Dataset items:
** begin **
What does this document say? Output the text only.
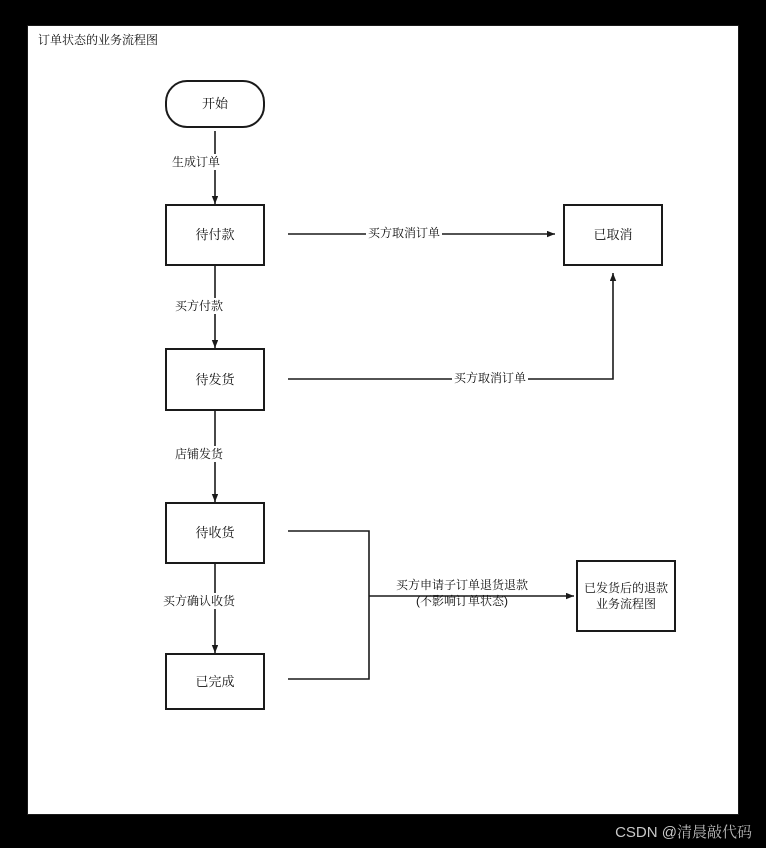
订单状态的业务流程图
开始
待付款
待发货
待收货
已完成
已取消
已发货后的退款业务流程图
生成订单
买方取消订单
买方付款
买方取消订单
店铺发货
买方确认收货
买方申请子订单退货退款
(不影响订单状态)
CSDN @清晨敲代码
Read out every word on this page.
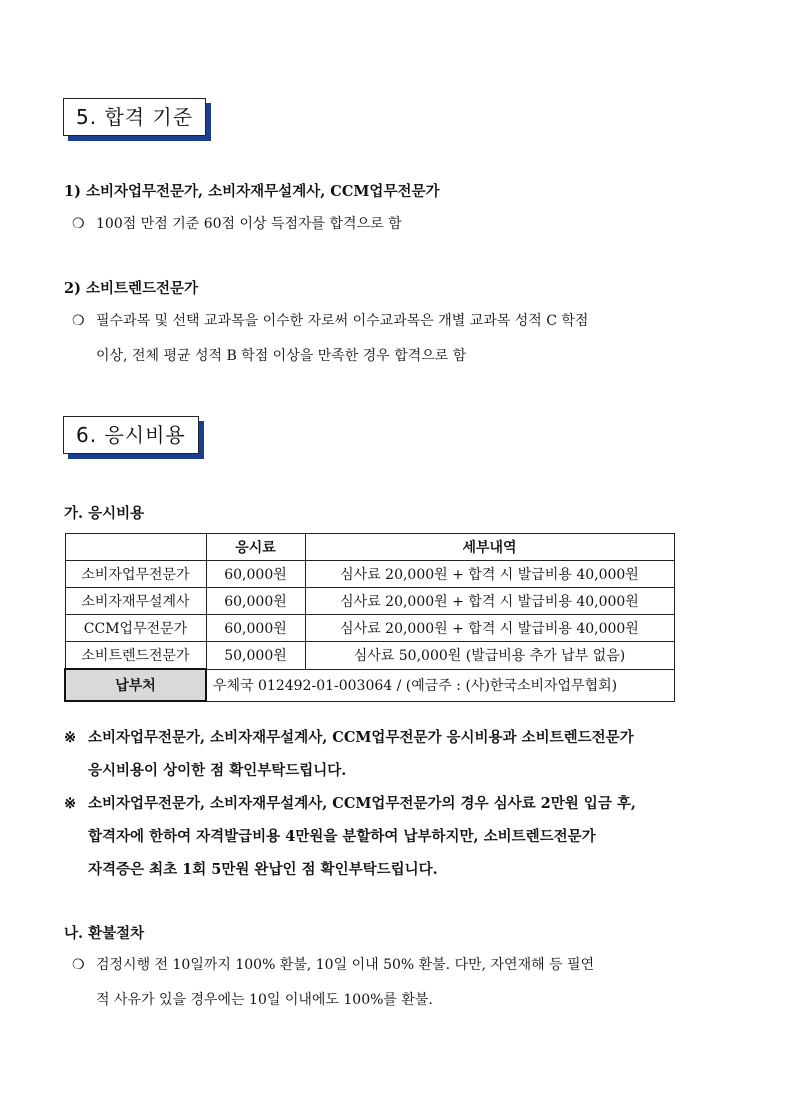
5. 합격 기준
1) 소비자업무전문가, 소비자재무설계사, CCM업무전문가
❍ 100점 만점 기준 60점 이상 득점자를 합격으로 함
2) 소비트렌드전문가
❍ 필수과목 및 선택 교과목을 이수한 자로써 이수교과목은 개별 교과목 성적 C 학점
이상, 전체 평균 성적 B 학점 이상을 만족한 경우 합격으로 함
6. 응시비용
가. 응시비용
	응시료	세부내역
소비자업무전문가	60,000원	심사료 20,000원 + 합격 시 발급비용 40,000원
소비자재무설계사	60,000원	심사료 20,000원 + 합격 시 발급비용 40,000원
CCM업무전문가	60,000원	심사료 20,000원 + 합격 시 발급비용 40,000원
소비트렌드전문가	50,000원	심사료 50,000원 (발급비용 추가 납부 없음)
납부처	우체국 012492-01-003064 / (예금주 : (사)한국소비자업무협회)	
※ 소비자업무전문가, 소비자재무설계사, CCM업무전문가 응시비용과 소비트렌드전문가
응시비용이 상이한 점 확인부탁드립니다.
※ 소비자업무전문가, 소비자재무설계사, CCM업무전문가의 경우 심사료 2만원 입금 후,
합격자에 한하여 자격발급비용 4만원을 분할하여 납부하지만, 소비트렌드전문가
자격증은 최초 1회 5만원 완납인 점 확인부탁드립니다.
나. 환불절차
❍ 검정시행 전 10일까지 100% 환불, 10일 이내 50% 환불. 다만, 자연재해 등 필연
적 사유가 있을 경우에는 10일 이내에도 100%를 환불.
** end **
- [Written exercise]: Copy out the data above exactly, except the pictures.

- [Exercise output]:
What does this document say? Output the text only.
订单状态的业务流程图
开始
待付款
待发货
待收货
已完成
已取消
已发货后的退款业务流程图
生成订单
买方取消订单
买方付款
买方取消订单
店铺发货
买方确认收货
买方申请子订单退货退款
(不影响订单状态)
CSDN @清晨敲代码
Read out every word on this page.
5. 합격 기준
1) 소비자업무전문가, 소비자재무설계사, CCM업무전문가
❍ 100점 만점 기준 60점 이상 득점자를 합격으로 함
2) 소비트렌드전문가
❍ 필수과목 및 선택 교과목을 이수한 자로써 이수교과목은 개별 교과목 성적 C 학점
이상, 전체 평균 성적 B 학점 이상을 만족한 경우 합격으로 함
6. 응시비용
가. 응시비용
	응시료	세부내역
소비자업무전문가	60,000원	심사료 20,000원 + 합격 시 발급비용 40,000원
소비자재무설계사	60,000원	심사료 20,000원 + 합격 시 발급비용 40,000원
CCM업무전문가	60,000원	심사료 20,000원 + 합격 시 발급비용 40,000원
소비트렌드전문가	50,000원	심사료 50,000원 (발급비용 추가 납부 없음)
납부처	우체국 012492-01-003064 / (예금주 : (사)한국소비자업무협회)	
※ 소비자업무전문가, 소비자재무설계사, CCM업무전문가 응시비용과 소비트렌드전문가
응시비용이 상이한 점 확인부탁드립니다.
※ 소비자업무전문가, 소비자재무설계사, CCM업무전문가의 경우 심사료 2만원 입금 후,
합격자에 한하여 자격발급비용 4만원을 분할하여 납부하지만, 소비트렌드전문가
자격증은 최초 1회 5만원 완납인 점 확인부탁드립니다.
나. 환불절차
❍ 검정시행 전 10일까지 100% 환불, 10일 이내 50% 환불. 다만, 자연재해 등 필연
적 사유가 있을 경우에는 10일 이내에도 100%를 환불.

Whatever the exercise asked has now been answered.